>> BEGIN Raw records

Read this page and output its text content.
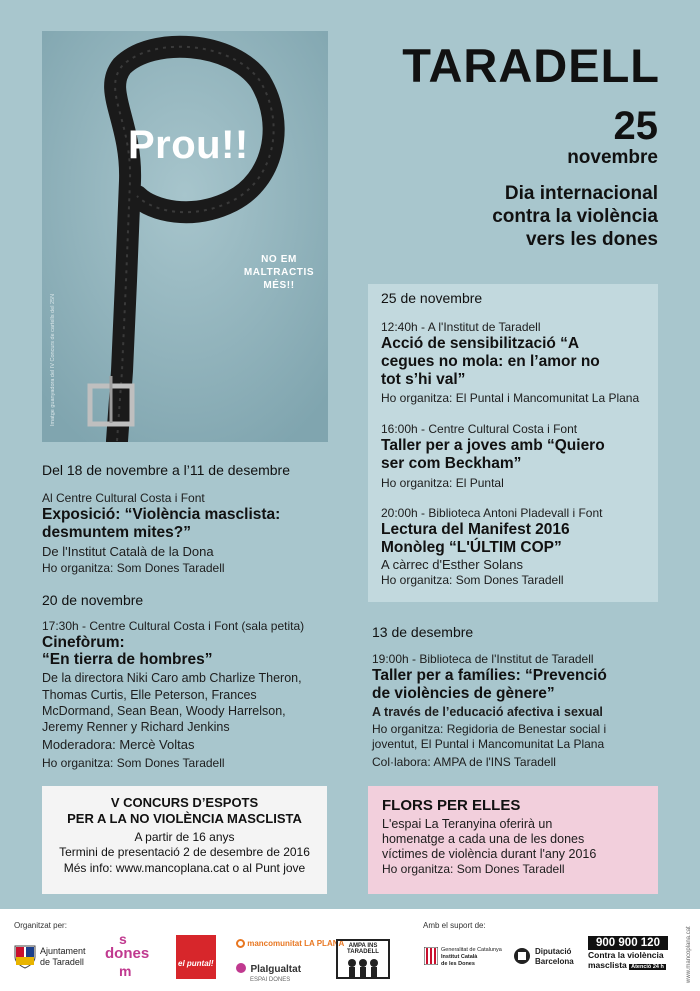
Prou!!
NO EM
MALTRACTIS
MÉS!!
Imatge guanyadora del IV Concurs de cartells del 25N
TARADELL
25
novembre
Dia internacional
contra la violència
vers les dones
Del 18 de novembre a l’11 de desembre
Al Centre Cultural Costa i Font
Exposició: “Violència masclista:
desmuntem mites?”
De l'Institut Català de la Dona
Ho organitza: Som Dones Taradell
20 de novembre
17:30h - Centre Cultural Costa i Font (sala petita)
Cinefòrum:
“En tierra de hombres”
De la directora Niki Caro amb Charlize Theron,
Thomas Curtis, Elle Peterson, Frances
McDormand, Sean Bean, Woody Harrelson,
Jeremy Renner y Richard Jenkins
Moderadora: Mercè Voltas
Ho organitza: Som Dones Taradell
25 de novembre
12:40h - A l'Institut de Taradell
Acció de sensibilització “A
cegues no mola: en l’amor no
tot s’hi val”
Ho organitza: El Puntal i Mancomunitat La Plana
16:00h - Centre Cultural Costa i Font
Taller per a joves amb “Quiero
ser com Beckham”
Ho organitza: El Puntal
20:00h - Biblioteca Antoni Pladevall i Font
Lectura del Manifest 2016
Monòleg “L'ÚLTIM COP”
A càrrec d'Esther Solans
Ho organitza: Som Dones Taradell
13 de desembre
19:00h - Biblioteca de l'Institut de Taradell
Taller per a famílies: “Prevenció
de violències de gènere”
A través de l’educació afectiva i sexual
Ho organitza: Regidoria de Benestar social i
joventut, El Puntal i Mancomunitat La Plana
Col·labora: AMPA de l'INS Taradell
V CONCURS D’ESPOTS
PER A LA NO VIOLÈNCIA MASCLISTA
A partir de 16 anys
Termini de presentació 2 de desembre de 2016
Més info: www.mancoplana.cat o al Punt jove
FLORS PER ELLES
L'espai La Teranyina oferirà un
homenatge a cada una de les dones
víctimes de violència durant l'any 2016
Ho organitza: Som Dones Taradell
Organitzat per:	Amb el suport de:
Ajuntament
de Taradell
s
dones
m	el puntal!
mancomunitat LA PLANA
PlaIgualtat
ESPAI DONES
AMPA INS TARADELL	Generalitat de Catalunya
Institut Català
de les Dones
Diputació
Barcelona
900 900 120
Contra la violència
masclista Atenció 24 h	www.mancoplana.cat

>> END Raw records

**Set problem:** Search the listing above for the string "Centre". Copy every line that contains it.

**Task answer:**
Al Centre Cultural Costa i Font
17:30h - Centre Cultural Costa i Font (sala petita)
16:00h - Centre Cultural Costa i Font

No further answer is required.